> **WORK INSTRUCTIONS**
Copy the listing verbatim, excluding any images found in it.

------------------------------------

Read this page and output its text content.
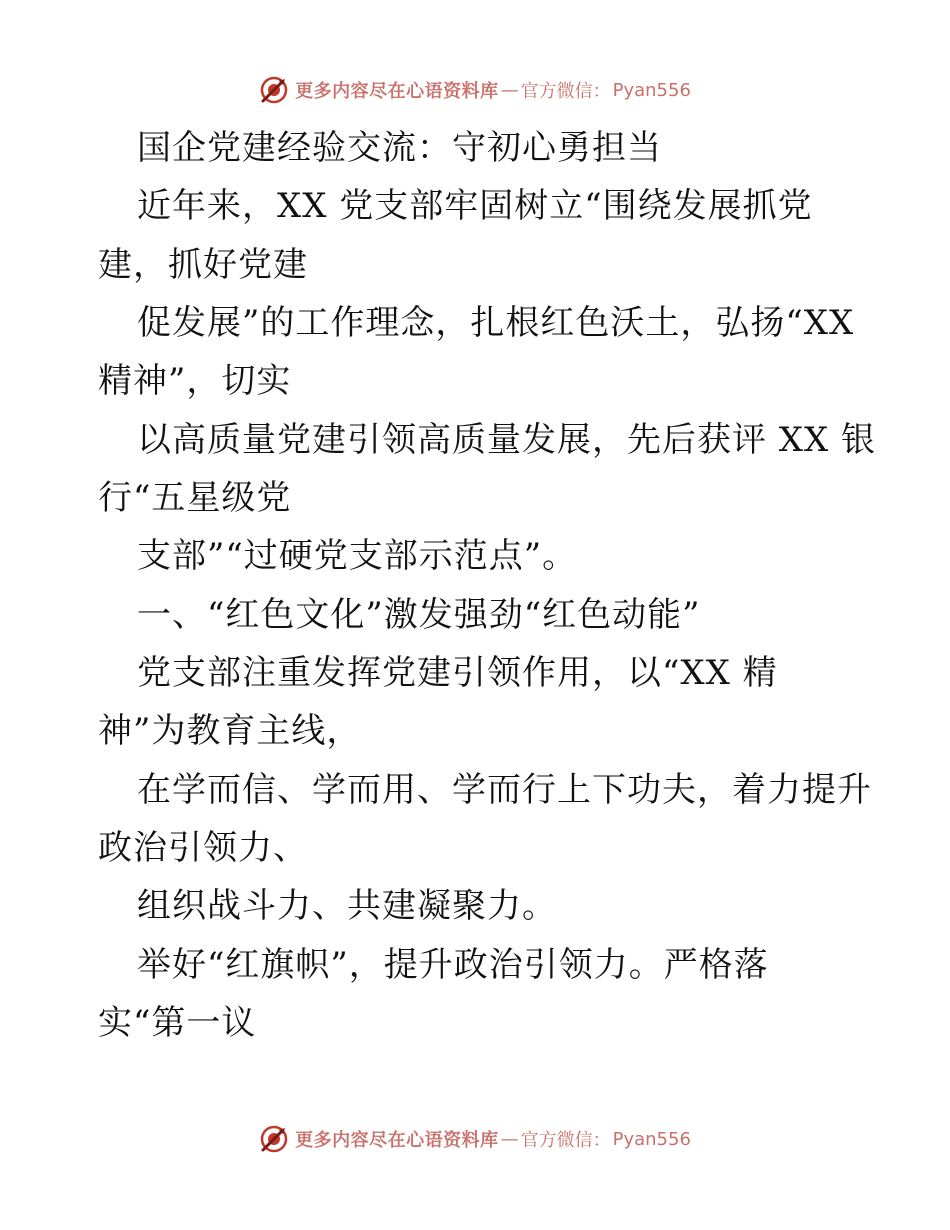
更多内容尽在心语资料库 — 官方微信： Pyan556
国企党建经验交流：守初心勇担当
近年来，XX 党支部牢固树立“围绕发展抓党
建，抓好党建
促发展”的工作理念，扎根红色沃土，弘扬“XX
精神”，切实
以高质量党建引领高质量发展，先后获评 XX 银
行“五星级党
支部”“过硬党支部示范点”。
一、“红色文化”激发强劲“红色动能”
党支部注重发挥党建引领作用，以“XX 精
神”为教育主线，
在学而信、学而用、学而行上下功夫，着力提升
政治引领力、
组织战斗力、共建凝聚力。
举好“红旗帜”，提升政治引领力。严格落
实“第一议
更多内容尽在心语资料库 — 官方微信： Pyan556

------------------------------------

> **FINAL RESULT**
Read this page and output its text content.
更多内容尽在心语资料库 — 官方微信： Pyan556
国企党建经验交流：守初心勇担当
近年来，XX 党支部牢固树立“围绕发展抓党
建，抓好党建
促发展”的工作理念，扎根红色沃土，弘扬“XX
精神”，切实
以高质量党建引领高质量发展，先后获评 XX 银
行“五星级党
支部”“过硬党支部示范点”。
一、“红色文化”激发强劲“红色动能”
党支部注重发挥党建引领作用，以“XX 精
神”为教育主线，
在学而信、学而用、学而行上下功夫，着力提升
政治引领力、
组织战斗力、共建凝聚力。
举好“红旗帜”，提升政治引领力。严格落
实“第一议
更多内容尽在心语资料库 — 官方微信： Pyan556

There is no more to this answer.